** START **

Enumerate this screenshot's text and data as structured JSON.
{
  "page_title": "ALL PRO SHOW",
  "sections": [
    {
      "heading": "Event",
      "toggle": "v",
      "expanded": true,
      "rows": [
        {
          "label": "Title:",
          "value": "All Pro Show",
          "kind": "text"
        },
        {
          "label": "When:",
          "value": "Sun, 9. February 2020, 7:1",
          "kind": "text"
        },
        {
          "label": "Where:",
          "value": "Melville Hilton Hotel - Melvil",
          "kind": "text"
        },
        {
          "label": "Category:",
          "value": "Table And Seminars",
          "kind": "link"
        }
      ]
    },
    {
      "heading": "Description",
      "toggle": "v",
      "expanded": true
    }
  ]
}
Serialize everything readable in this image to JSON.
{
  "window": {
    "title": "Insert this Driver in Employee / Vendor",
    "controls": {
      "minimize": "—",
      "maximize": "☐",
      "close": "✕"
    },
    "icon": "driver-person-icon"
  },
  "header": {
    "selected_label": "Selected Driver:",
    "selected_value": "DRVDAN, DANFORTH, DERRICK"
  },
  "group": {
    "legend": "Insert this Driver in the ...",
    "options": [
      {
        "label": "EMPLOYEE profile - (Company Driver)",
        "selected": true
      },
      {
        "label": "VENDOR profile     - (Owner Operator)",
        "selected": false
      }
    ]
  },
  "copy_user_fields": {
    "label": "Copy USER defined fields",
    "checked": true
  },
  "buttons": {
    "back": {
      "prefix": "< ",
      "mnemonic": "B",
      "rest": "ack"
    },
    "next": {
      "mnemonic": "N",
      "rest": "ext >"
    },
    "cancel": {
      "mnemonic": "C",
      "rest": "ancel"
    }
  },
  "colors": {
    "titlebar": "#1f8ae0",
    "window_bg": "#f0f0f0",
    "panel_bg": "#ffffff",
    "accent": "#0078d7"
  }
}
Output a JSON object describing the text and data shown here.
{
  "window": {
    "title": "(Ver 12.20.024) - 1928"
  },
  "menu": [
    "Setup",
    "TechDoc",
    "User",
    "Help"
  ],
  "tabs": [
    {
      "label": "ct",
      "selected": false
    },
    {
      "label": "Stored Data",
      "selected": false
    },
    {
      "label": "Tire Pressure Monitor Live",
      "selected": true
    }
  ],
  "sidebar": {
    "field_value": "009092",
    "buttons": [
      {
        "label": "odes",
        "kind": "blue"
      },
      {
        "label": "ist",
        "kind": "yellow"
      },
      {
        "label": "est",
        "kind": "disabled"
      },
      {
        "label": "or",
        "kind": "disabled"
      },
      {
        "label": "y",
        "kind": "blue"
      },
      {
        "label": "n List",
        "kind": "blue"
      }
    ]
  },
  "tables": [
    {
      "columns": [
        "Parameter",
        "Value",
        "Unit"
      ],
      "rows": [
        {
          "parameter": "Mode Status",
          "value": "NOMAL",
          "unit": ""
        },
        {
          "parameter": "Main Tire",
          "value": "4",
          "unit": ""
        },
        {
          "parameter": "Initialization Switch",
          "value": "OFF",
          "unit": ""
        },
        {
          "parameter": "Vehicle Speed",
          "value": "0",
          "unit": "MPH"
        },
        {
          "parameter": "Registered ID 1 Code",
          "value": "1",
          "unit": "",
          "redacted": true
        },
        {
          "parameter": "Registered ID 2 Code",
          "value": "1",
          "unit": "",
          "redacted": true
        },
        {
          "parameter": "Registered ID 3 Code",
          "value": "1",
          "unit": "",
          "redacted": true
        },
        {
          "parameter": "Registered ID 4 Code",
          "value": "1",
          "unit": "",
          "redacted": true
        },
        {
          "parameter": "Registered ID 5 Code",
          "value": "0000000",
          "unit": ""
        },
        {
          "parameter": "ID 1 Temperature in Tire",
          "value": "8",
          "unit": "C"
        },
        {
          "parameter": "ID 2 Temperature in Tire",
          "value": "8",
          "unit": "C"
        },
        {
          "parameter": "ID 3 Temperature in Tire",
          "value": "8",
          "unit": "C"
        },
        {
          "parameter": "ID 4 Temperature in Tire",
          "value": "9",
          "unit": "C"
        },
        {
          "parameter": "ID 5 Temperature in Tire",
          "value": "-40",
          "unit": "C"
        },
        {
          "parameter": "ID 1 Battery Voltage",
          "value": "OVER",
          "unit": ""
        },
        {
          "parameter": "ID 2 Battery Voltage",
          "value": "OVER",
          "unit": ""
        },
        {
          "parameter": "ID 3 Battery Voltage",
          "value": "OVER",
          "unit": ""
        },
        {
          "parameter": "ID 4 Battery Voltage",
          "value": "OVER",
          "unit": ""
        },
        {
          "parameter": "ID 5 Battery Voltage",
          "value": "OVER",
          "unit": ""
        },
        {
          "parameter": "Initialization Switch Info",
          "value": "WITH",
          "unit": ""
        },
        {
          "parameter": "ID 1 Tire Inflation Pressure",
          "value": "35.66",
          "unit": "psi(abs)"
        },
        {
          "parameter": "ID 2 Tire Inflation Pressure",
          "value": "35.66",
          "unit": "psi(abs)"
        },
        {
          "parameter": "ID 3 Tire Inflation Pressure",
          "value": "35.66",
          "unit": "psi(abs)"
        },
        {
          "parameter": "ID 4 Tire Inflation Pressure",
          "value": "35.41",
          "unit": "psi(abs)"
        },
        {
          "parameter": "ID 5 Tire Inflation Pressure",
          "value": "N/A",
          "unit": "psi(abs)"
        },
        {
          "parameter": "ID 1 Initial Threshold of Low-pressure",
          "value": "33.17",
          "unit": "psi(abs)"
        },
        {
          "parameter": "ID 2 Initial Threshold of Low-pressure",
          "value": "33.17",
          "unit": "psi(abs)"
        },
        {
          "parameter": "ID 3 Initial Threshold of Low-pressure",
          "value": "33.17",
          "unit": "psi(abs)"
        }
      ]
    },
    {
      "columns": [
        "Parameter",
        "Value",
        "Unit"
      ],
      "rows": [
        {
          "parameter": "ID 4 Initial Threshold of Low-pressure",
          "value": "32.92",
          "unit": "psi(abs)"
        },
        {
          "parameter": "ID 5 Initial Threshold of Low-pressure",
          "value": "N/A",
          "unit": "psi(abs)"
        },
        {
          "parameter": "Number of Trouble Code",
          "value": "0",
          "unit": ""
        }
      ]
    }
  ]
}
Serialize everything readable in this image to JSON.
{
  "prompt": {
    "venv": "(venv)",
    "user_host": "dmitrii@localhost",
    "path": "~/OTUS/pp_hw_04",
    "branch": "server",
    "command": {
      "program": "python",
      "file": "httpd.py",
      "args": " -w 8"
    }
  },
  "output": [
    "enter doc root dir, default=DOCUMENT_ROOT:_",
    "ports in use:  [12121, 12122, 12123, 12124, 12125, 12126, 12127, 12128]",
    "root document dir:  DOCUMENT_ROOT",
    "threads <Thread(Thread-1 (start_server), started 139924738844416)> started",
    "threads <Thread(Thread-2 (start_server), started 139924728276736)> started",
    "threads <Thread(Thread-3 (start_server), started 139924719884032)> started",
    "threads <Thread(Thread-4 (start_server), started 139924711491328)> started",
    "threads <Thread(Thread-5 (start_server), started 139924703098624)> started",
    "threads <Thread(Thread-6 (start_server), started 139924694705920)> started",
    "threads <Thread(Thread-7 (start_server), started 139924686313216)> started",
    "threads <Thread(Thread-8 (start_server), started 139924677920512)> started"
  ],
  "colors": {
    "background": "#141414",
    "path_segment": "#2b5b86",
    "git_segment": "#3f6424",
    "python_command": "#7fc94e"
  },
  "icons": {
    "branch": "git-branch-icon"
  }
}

** END **

- _What to produce_: Recopy the entries above in their entirety, exactly.

- _Written solution_:
Enumerate this screenshot's text and data as structured JSON.
{
  "page_title": "ALL PRO SHOW",
  "sections": [
    {
      "heading": "Event",
      "toggle": "v",
      "expanded": true,
      "rows": [
        {
          "label": "Title:",
          "value": "All Pro Show",
          "kind": "text"
        },
        {
          "label": "When:",
          "value": "Sun, 9. February 2020, 7:1",
          "kind": "text"
        },
        {
          "label": "Where:",
          "value": "Melville Hilton Hotel - Melvil",
          "kind": "text"
        },
        {
          "label": "Category:",
          "value": "Table And Seminars",
          "kind": "link"
        }
      ]
    },
    {
      "heading": "Description",
      "toggle": "v",
      "expanded": true
    }
  ]
}
Serialize everything readable in this image to JSON.
{
  "window": {
    "title": "Insert this Driver in Employee / Vendor",
    "controls": {
      "minimize": "—",
      "maximize": "☐",
      "close": "✕"
    },
    "icon": "driver-person-icon"
  },
  "header": {
    "selected_label": "Selected Driver:",
    "selected_value": "DRVDAN, DANFORTH, DERRICK"
  },
  "group": {
    "legend": "Insert this Driver in the ...",
    "options": [
      {
        "label": "EMPLOYEE profile - (Company Driver)",
        "selected": true
      },
      {
        "label": "VENDOR profile     - (Owner Operator)",
        "selected": false
      }
    ]
  },
  "copy_user_fields": {
    "label": "Copy USER defined fields",
    "checked": true
  },
  "buttons": {
    "back": {
      "prefix": "< ",
      "mnemonic": "B",
      "rest": "ack"
    },
    "next": {
      "mnemonic": "N",
      "rest": "ext >"
    },
    "cancel": {
      "mnemonic": "C",
      "rest": "ancel"
    }
  },
  "colors": {
    "titlebar": "#1f8ae0",
    "window_bg": "#f0f0f0",
    "panel_bg": "#ffffff",
    "accent": "#0078d7"
  }
}
Output a JSON object describing the text and data shown here.
{
  "window": {
    "title": "(Ver 12.20.024) - 1928"
  },
  "menu": [
    "Setup",
    "TechDoc",
    "User",
    "Help"
  ],
  "tabs": [
    {
      "label": "ct",
      "selected": false
    },
    {
      "label": "Stored Data",
      "selected": false
    },
    {
      "label": "Tire Pressure Monitor Live",
      "selected": true
    }
  ],
  "sidebar": {
    "field_value": "009092",
    "buttons": [
      {
        "label": "odes",
        "kind": "blue"
      },
      {
        "label": "ist",
        "kind": "yellow"
      },
      {
        "label": "est",
        "kind": "disabled"
      },
      {
        "label": "or",
        "kind": "disabled"
      },
      {
        "label": "y",
        "kind": "blue"
      },
      {
        "label": "n List",
        "kind": "blue"
      }
    ]
  },
  "tables": [
    {
      "columns": [
        "Parameter",
        "Value",
        "Unit"
      ],
      "rows": [
        {
          "parameter": "Mode Status",
          "value": "NOMAL",
          "unit": ""
        },
        {
          "parameter": "Main Tire",
          "value": "4",
          "unit": ""
        },
        {
          "parameter": "Initialization Switch",
          "value": "OFF",
          "unit": ""
        },
        {
          "parameter": "Vehicle Speed",
          "value": "0",
          "unit": "MPH"
        },
        {
          "parameter": "Registered ID 1 Code",
          "value": "1",
          "unit": "",
          "redacted": true
        },
        {
          "parameter": "Registered ID 2 Code",
          "value": "1",
          "unit": "",
          "redacted": true
        },
        {
          "parameter": "Registered ID 3 Code",
          "value": "1",
          "unit": "",
          "redacted": true
        },
        {
          "parameter": "Registered ID 4 Code",
          "value": "1",
          "unit": "",
          "redacted": true
        },
        {
          "parameter": "Registered ID 5 Code",
          "value": "0000000",
          "unit": ""
        },
        {
          "parameter": "ID 1 Temperature in Tire",
          "value": "8",
          "unit": "C"
        },
        {
          "parameter": "ID 2 Temperature in Tire",
          "value": "8",
          "unit": "C"
        },
        {
          "parameter": "ID 3 Temperature in Tire",
          "value": "8",
          "unit": "C"
        },
        {
          "parameter": "ID 4 Temperature in Tire",
          "value": "9",
          "unit": "C"
        },
        {
          "parameter": "ID 5 Temperature in Tire",
          "value": "-40",
          "unit": "C"
        },
        {
          "parameter": "ID 1 Battery Voltage",
          "value": "OVER",
          "unit": ""
        },
        {
          "parameter": "ID 2 Battery Voltage",
          "value": "OVER",
          "unit": ""
        },
        {
          "parameter": "ID 3 Battery Voltage",
          "value": "OVER",
          "unit": ""
        },
        {
          "parameter": "ID 4 Battery Voltage",
          "value": "OVER",
          "unit": ""
        },
        {
          "parameter": "ID 5 Battery Voltage",
          "value": "OVER",
          "unit": ""
        },
        {
          "parameter": "Initialization Switch Info",
          "value": "WITH",
          "unit": ""
        },
        {
          "parameter": "ID 1 Tire Inflation Pressure",
          "value": "35.66",
          "unit": "psi(abs)"
        },
        {
          "parameter": "ID 2 Tire Inflation Pressure",
          "value": "35.66",
          "unit": "psi(abs)"
        },
        {
          "parameter": "ID 3 Tire Inflation Pressure",
          "value": "35.66",
          "unit": "psi(abs)"
        },
        {
          "parameter": "ID 4 Tire Inflation Pressure",
          "value": "35.41",
          "unit": "psi(abs)"
        },
        {
          "parameter": "ID 5 Tire Inflation Pressure",
          "value": "N/A",
          "unit": "psi(abs)"
        },
        {
          "parameter": "ID 1 Initial Threshold of Low-pressure",
          "value": "33.17",
          "unit": "psi(abs)"
        },
        {
          "parameter": "ID 2 Initial Threshold of Low-pressure",
          "value": "33.17",
          "unit": "psi(abs)"
        },
        {
          "parameter": "ID 3 Initial Threshold of Low-pressure",
          "value": "33.17",
          "unit": "psi(abs)"
        }
      ]
    },
    {
      "columns": [
        "Parameter",
        "Value",
        "Unit"
      ],
      "rows": [
        {
          "parameter": "ID 4 Initial Threshold of Low-pressure",
          "value": "32.92",
          "unit": "psi(abs)"
        },
        {
          "parameter": "ID 5 Initial Threshold of Low-pressure",
          "value": "N/A",
          "unit": "psi(abs)"
        },
        {
          "parameter": "Number of Trouble Code",
          "value": "0",
          "unit": ""
        }
      ]
    }
  ]
}
Serialize everything readable in this image to JSON.
{
  "prompt": {
    "venv": "(venv)",
    "user_host": "dmitrii@localhost",
    "path": "~/OTUS/pp_hw_04",
    "branch": "server",
    "command": {
      "program": "python",
      "file": "httpd.py",
      "args": " -w 8"
    }
  },
  "output": [
    "enter doc root dir, default=DOCUMENT_ROOT:_",
    "ports in use:  [12121, 12122, 12123, 12124, 12125, 12126, 12127, 12128]",
    "root document dir:  DOCUMENT_ROOT",
    "threads <Thread(Thread-1 (start_server), started 139924738844416)> started",
    "threads <Thread(Thread-2 (start_server), started 139924728276736)> started",
    "threads <Thread(Thread-3 (start_server), started 139924719884032)> started",
    "threads <Thread(Thread-4 (start_server), started 139924711491328)> started",
    "threads <Thread(Thread-5 (start_server), started 139924703098624)> started",
    "threads <Thread(Thread-6 (start_server), started 139924694705920)> started",
    "threads <Thread(Thread-7 (start_server), started 139924686313216)> started",
    "threads <Thread(Thread-8 (start_server), started 139924677920512)> started"
  ],
  "colors": {
    "background": "#141414",
    "path_segment": "#2b5b86",
    "git_segment": "#3f6424",
    "python_command": "#7fc94e"
  },
  "icons": {
    "branch": "git-branch-icon"
  }
}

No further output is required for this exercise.